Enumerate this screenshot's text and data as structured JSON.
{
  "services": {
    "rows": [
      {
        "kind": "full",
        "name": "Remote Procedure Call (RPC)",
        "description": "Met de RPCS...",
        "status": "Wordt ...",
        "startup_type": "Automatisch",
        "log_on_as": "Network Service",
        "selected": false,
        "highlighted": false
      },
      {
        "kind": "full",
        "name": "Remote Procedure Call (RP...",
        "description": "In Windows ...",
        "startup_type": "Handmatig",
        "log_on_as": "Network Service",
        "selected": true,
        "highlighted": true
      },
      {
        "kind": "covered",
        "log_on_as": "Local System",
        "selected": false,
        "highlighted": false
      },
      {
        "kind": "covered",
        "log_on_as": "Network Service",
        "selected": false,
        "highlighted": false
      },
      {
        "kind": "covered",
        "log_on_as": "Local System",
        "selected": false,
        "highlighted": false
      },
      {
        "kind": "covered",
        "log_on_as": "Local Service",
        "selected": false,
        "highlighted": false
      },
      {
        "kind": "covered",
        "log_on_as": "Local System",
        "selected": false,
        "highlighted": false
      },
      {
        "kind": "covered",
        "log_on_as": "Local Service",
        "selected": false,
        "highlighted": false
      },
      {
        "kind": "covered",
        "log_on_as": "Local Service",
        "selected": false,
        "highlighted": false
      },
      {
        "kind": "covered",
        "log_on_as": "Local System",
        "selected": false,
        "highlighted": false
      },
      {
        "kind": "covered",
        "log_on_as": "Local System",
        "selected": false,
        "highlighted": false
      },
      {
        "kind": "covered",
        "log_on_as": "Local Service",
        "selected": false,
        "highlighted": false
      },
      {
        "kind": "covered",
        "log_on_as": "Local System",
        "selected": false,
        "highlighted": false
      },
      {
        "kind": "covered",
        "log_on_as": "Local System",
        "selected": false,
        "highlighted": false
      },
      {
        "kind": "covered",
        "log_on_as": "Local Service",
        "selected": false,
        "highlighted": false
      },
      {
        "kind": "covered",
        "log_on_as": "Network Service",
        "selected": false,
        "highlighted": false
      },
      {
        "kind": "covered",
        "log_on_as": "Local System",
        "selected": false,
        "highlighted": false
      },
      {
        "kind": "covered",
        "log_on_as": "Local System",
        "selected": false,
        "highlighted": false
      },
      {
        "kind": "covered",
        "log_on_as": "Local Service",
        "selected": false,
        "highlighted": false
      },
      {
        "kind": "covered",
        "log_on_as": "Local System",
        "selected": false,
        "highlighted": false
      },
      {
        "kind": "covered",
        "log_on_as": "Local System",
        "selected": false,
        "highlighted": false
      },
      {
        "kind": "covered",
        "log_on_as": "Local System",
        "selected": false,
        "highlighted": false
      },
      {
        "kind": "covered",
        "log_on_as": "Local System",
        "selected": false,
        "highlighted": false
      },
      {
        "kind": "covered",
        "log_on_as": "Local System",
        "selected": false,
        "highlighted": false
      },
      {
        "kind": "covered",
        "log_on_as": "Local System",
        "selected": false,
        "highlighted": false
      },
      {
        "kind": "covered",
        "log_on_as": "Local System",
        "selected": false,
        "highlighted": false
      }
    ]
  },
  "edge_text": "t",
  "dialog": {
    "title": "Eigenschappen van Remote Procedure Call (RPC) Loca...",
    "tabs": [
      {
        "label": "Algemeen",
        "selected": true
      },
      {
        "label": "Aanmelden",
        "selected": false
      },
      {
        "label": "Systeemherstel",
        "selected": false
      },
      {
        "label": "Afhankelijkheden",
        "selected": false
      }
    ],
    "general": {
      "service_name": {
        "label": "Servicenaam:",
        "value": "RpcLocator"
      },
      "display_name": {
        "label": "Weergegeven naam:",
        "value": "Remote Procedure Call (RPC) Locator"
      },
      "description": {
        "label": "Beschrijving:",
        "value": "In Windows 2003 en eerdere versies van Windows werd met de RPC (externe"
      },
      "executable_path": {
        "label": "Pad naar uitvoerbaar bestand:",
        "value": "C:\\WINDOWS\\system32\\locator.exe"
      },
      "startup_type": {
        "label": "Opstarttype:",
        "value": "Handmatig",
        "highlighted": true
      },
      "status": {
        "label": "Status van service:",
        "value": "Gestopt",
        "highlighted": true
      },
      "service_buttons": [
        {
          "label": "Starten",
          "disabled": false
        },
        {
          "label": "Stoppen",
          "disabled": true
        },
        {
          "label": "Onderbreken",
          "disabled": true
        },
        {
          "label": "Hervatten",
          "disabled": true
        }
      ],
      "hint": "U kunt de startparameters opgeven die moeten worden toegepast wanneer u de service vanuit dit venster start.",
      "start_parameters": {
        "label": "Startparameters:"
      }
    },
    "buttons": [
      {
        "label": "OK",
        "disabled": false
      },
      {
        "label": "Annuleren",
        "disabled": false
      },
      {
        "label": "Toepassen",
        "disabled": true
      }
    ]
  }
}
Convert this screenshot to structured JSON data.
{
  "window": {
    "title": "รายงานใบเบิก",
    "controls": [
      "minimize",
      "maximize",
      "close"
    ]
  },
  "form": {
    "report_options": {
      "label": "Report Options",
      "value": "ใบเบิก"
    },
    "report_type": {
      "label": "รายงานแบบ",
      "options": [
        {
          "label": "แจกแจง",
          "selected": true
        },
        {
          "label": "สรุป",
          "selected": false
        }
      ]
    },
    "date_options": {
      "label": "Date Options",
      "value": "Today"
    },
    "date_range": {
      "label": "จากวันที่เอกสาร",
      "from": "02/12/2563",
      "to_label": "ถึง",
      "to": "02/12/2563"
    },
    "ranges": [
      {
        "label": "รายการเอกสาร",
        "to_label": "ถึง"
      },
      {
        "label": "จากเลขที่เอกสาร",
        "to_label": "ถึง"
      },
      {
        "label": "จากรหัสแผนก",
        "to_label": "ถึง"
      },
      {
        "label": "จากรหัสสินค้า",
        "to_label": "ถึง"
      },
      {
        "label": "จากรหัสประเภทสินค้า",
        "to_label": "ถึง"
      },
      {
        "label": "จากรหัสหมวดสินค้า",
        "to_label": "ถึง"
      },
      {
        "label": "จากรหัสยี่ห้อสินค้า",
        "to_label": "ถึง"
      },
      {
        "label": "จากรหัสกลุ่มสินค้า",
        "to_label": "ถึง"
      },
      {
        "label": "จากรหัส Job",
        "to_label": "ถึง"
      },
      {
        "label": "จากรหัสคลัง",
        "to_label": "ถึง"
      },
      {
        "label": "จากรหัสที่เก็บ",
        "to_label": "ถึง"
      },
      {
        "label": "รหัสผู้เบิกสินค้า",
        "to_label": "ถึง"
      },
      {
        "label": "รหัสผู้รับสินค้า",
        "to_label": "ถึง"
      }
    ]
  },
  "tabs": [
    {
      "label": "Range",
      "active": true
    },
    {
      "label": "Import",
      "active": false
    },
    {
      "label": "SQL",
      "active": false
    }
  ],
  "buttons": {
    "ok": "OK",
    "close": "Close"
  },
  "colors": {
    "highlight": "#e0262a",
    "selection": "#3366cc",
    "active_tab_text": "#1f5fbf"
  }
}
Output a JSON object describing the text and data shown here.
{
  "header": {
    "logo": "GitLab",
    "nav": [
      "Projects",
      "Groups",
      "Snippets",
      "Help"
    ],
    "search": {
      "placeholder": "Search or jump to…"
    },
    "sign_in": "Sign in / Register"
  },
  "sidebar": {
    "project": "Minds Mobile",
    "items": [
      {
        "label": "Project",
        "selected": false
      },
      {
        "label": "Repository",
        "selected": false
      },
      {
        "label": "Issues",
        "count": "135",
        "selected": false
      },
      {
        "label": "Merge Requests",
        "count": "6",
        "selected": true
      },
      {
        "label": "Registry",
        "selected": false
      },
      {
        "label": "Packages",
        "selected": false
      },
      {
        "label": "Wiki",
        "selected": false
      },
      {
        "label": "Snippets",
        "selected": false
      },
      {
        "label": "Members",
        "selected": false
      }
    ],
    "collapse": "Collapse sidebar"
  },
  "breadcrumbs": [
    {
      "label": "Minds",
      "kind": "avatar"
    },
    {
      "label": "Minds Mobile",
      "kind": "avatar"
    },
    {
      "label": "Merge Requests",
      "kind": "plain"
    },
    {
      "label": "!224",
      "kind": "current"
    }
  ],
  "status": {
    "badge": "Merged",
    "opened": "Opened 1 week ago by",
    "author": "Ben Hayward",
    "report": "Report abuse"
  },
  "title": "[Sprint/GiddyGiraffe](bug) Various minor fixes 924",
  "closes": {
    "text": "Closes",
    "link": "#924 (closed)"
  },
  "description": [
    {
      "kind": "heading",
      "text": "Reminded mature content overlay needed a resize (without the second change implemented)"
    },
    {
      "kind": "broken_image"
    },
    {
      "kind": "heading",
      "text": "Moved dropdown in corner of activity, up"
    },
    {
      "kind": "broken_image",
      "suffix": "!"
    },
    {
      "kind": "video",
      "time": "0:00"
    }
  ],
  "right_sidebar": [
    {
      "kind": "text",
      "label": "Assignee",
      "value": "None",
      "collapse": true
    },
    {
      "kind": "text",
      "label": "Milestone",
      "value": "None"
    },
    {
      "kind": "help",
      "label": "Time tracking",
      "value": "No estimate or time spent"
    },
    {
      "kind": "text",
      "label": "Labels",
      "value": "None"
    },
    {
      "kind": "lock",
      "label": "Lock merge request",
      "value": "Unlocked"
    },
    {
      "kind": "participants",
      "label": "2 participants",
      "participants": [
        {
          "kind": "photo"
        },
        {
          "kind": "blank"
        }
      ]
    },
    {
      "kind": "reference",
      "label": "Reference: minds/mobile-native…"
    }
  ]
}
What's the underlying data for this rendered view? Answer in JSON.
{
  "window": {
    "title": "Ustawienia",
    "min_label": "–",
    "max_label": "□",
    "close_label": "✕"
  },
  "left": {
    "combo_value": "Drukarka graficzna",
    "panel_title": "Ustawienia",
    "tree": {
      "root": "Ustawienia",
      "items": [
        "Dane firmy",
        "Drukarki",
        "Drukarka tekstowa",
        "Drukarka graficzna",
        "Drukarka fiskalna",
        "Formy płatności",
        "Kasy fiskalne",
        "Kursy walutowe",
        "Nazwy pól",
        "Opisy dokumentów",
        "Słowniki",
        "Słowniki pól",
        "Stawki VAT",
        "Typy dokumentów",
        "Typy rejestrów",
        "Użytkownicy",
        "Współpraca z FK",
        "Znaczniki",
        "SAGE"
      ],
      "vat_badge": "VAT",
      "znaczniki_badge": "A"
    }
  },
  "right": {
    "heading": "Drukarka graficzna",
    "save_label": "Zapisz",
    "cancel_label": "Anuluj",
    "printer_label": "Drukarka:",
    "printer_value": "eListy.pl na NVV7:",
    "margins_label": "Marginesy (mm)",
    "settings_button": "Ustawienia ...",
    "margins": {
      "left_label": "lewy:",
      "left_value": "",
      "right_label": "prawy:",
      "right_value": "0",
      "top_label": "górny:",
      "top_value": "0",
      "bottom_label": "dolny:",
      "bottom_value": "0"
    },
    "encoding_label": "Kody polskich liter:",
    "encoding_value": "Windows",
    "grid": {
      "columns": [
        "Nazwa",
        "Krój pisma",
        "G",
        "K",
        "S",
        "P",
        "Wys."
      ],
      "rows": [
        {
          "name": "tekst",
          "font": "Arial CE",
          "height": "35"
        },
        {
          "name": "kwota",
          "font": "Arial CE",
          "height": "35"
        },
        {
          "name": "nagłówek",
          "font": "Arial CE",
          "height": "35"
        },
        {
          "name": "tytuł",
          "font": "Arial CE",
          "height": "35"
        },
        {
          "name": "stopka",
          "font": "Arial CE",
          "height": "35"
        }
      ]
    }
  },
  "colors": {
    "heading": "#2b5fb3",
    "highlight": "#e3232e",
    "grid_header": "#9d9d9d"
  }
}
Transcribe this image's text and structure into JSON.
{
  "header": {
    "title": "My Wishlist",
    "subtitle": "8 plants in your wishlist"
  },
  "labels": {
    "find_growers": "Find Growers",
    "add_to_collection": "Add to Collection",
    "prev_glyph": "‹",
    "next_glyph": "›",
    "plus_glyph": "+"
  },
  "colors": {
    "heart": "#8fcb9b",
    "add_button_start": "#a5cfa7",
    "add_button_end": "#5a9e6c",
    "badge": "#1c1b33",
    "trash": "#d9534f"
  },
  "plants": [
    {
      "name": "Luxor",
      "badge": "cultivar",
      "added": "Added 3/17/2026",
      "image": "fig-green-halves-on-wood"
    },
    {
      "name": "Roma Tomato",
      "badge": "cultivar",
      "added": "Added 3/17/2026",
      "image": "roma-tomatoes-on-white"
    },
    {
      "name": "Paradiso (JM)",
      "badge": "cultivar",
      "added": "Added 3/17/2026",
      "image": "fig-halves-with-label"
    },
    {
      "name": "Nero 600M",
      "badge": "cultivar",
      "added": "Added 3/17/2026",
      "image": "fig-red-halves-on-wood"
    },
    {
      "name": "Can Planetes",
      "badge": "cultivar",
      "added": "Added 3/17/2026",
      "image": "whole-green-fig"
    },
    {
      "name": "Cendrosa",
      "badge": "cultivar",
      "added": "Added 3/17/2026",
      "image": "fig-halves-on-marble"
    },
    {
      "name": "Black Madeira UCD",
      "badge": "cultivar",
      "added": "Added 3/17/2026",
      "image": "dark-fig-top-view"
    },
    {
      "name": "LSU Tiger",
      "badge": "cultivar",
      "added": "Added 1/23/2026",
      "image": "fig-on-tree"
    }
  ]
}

Instruction:
Print only the lines from the one with "Transcribe this image's" to the end of the records, both included.

Solution to the exercise:
Transcribe this image's text and structure into JSON.
{
  "header": {
    "title": "My Wishlist",
    "subtitle": "8 plants in your wishlist"
  },
  "labels": {
    "find_growers": "Find Growers",
    "add_to_collection": "Add to Collection",
    "prev_glyph": "‹",
    "next_glyph": "›",
    "plus_glyph": "+"
  },
  "colors": {
    "heart": "#8fcb9b",
    "add_button_start": "#a5cfa7",
    "add_button_end": "#5a9e6c",
    "badge": "#1c1b33",
    "trash": "#d9534f"
  },
  "plants": [
    {
      "name": "Luxor",
      "badge": "cultivar",
      "added": "Added 3/17/2026",
      "image": "fig-green-halves-on-wood"
    },
    {
      "name": "Roma Tomato",
      "badge": "cultivar",
      "added": "Added 3/17/2026",
      "image": "roma-tomatoes-on-white"
    },
    {
      "name": "Paradiso (JM)",
      "badge": "cultivar",
      "added": "Added 3/17/2026",
      "image": "fig-halves-with-label"
    },
    {
      "name": "Nero 600M",
      "badge": "cultivar",
      "added": "Added 3/17/2026",
      "image": "fig-red-halves-on-wood"
    },
    {
      "name": "Can Planetes",
      "badge": "cultivar",
      "added": "Added 3/17/2026",
      "image": "whole-green-fig"
    },
    {
      "name": "Cendrosa",
      "badge": "cultivar",
      "added": "Added 3/17/2026",
      "image": "fig-halves-on-marble"
    },
    {
      "name": "Black Madeira UCD",
      "badge": "cultivar",
      "added": "Added 3/17/2026",
      "image": "dark-fig-top-view"
    },
    {
      "name": "LSU Tiger",
      "badge": "cultivar",
      "added": "Added 1/23/2026",
      "image": "fig-on-tree"
    }
  ]
}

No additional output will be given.